Saved entries:
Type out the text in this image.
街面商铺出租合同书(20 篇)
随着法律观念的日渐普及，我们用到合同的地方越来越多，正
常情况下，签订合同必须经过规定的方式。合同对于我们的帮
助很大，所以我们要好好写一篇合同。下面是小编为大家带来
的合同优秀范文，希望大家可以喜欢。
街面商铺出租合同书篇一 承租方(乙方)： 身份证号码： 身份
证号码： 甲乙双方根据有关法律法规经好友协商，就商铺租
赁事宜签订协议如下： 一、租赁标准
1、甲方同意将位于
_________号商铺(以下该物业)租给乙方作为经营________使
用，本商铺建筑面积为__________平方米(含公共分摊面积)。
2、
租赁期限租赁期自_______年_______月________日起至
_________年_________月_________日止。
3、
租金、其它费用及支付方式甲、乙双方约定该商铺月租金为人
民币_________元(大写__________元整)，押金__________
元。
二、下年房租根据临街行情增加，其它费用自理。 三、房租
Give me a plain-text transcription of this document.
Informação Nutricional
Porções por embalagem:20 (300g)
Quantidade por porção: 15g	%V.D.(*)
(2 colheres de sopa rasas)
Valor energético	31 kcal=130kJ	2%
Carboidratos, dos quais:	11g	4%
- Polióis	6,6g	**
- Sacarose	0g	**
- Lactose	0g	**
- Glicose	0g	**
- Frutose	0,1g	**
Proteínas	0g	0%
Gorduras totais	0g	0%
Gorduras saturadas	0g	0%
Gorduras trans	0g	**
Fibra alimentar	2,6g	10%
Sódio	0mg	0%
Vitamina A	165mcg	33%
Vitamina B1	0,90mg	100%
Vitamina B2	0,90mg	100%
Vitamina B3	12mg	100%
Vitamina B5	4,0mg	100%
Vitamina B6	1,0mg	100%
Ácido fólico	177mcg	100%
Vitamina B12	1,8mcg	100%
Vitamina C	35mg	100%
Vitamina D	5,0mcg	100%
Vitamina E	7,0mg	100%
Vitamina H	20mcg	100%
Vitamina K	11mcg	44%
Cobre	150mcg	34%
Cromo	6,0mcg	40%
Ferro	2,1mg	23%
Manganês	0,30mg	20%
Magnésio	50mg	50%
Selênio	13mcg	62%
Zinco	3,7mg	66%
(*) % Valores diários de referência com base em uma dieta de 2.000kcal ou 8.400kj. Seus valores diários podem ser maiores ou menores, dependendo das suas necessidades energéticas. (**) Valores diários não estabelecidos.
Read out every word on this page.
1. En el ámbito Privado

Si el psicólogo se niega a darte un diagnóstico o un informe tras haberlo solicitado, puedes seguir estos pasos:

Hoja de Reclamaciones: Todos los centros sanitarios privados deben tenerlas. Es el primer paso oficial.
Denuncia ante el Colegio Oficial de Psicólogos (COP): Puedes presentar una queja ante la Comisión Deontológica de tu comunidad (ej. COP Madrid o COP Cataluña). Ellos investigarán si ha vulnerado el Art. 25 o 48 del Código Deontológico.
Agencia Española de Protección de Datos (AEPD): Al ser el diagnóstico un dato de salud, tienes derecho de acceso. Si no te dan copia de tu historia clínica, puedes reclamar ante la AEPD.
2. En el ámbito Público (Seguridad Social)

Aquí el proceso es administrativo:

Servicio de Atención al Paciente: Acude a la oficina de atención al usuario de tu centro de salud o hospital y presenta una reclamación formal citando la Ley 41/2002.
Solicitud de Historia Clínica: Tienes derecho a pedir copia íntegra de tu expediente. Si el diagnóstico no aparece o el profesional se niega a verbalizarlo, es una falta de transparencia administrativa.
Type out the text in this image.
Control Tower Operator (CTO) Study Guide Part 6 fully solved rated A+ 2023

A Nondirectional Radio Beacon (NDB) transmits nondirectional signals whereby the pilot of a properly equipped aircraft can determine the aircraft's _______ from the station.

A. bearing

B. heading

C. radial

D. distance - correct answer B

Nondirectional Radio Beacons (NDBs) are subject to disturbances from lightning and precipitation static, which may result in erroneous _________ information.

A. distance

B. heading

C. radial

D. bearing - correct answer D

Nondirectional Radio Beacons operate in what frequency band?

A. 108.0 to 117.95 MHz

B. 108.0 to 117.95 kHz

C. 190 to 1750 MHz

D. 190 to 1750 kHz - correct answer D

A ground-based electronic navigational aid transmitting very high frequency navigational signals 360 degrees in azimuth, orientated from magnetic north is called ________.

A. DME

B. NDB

- Required work: Gather each line in these records that contains the string "answer".

- Finished task:
D. distance - correct answer B
D. bearing - correct answer D
D. 190 to 1750 kHz - correct answer D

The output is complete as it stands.